• WHAT YOU ARE ASKED TO DO
Copy, from the entries below, each line where the word "मतसम" can be found.
**** MATERIAL PROVIDED
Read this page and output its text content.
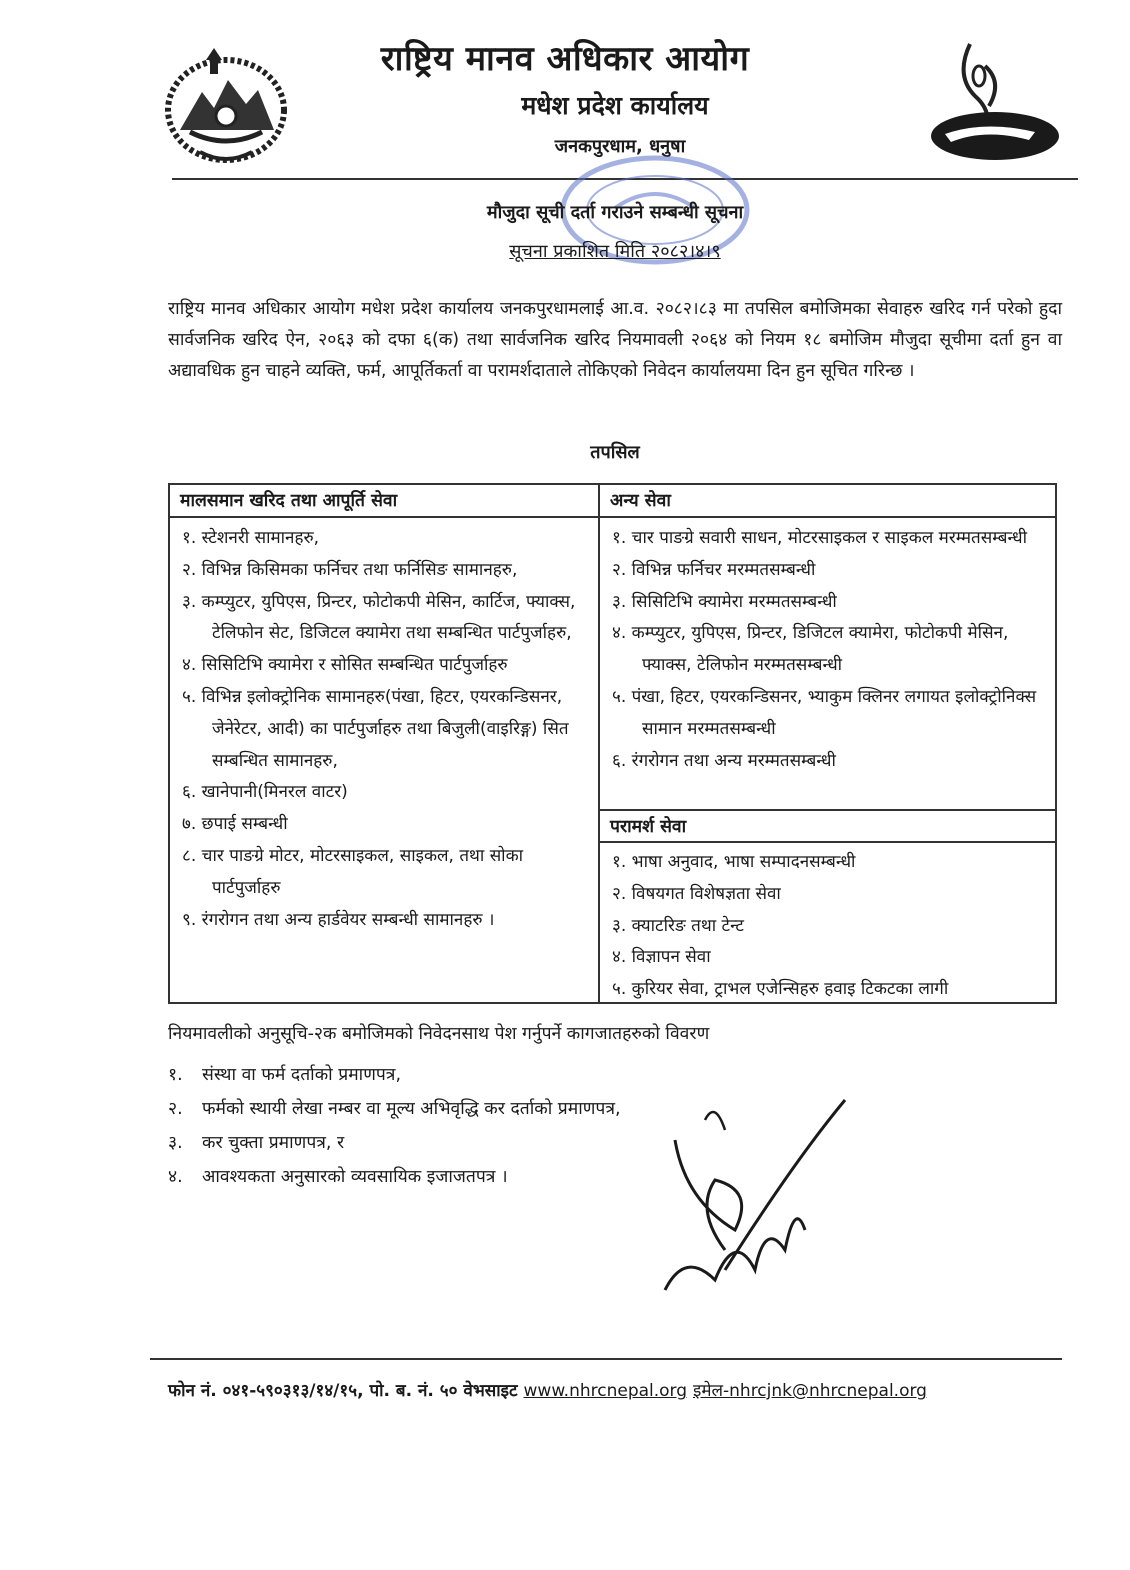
राष्ट्रिय मानव अधिकार आयोग
मधेश प्रदेश कार्यालय
जनकपुरधाम, धनुषा
मौजुदा सूची दर्ता गराउने सम्बन्धी सूचना
सूचना प्रकाशित मिति २०८२।४।९
राष्ट्रिय मानव अधिकार आयोग मधेश प्रदेश कार्यालय जनकपुरधामलाई आ.व. २०८२।८३ मा तपसिल बमोजिमका सेवाहरु खरिद गर्न परेको हुदा सार्वजनिक खरिद ऐन, २०६३ को दफा ६(क) तथा सार्वजनिक खरिद नियमावली २०६४ को नियम १८ बमोजिम मौजुदा सूचीमा दर्ता हुन वा अद्यावधिक हुन चाहने व्यक्ति, फर्म, आपूर्तिकर्ता वा परामर्शदाताले तोकिएको निवेदन कार्यालयमा दिन हुन सूचित गरिन्छ ।
तपसिल
मालसमान खरिद तथा आपूर्ति सेवा	अन्य सेवा
१. स्टेशनरी सामानहरु,
२. विभिन्न किसिमका फर्निचर तथा फर्निसिङ सामानहरु,
३. कम्प्युटर, युपिएस, प्रिन्टर, फोटोकपी मेसिन, कार्टिज, फ्याक्स, टेलिफोन सेट, डिजिटल क्यामेरा तथा सम्बन्धित पार्टपुर्जाहरु,
४. सिसिटिभि क्यामेरा र सोसित सम्बन्धित पार्टपुर्जाहरु
५. विभिन्न इलोक्ट्रोनिक सामानहरु(पंखा, हिटर, एयरकन्डिसनर, जेनेरेटर, आदी) का पार्टपुर्जाहरु तथा बिजुली(वाइरिङ्ग) सित सम्बन्धित सामानहरु,
६. खानेपानी(मिनरल वाटर)
७. छपाई सम्बन्धी
८. चार पाङग्रे मोटर, मोटरसाइकल, साइकल, तथा सोका पार्टपुर्जाहरु
९. रंगरोगन तथा अन्य हार्डवेयर सम्बन्धी सामानहरु ।
१. चार पाङग्रे सवारी साधन, मोटरसाइकल र साइकल मरम्मतसम्बन्धी
२. विभिन्न फर्निचर मरम्मतसम्बन्धी
३. सिसिटिभि क्यामेरा मरम्मतसम्बन्धी
४. कम्प्युटर, युपिएस, प्रिन्टर, डिजिटल क्यामेरा, फोटोकपी मेसिन, फ्याक्स, टेलिफोन मरम्मतसम्बन्धी
५. पंखा, हिटर, एयरकन्डिसनर, भ्याकुम क्लिनर लगायत इलोक्ट्रोनिक्स सामान मरम्मतसम्बन्धी
६. रंगरोगन तथा अन्य मरम्मतसम्बन्धी
परामर्श सेवा
१. भाषा अनुवाद, भाषा सम्पादनसम्बन्धी
२. विषयगत विशेषज्ञता सेवा
३. क्याटरिङ तथा टेन्ट
४. विज्ञापन सेवा
५. कुरियर सेवा, ट्राभल एजेन्सिहरु हवाइ टिकटका लागी
नियमावलीको अनुसूचि-२क बमोजिमको निवेदनसाथ पेश गर्नुपर्ने कागजातहरुको विवरण
१. संस्था वा फर्म दर्ताको प्रमाणपत्र,
२. फर्मको स्थायी लेखा नम्बर वा मूल्य अभिवृद्धि कर दर्ताको प्रमाणपत्र,
३. कर चुक्ता प्रमाणपत्र, र
४. आवश्यकता अनुसारको व्यवसायिक इजाजतपत्र ।
फोन नं. ०४१-५९०३१३/१४/१५, पो. ब. नं. ५० वेभसाइट www.nhrcnepal.org इमेल-nhrcjnk@nhrcnepal.org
********
• FINISHED TASK
१. चार पाङग्रे सवारी साधन, मोटरसाइकल र साइकल मरम्मतसम्बन्धी
२. विभिन्न फर्निचर मरम्मतसम्बन्धी
३. सिसिटिभि क्यामेरा मरम्मतसम्बन्धी
४. कम्प्युटर, युपिएस, प्रिन्टर, डिजिटल क्यामेरा, फोटोकपी मेसिन, फ्याक्स, टेलिफोन मरम्मतसम्बन्धी
५. पंखा, हिटर, एयरकन्डिसनर, भ्याकुम क्लिनर लगायत इलोक्ट्रोनिक्स सामान मरम्मतसम्बन्धी
६. रंगरोगन तथा अन्य मरम्मतसम्बन्धी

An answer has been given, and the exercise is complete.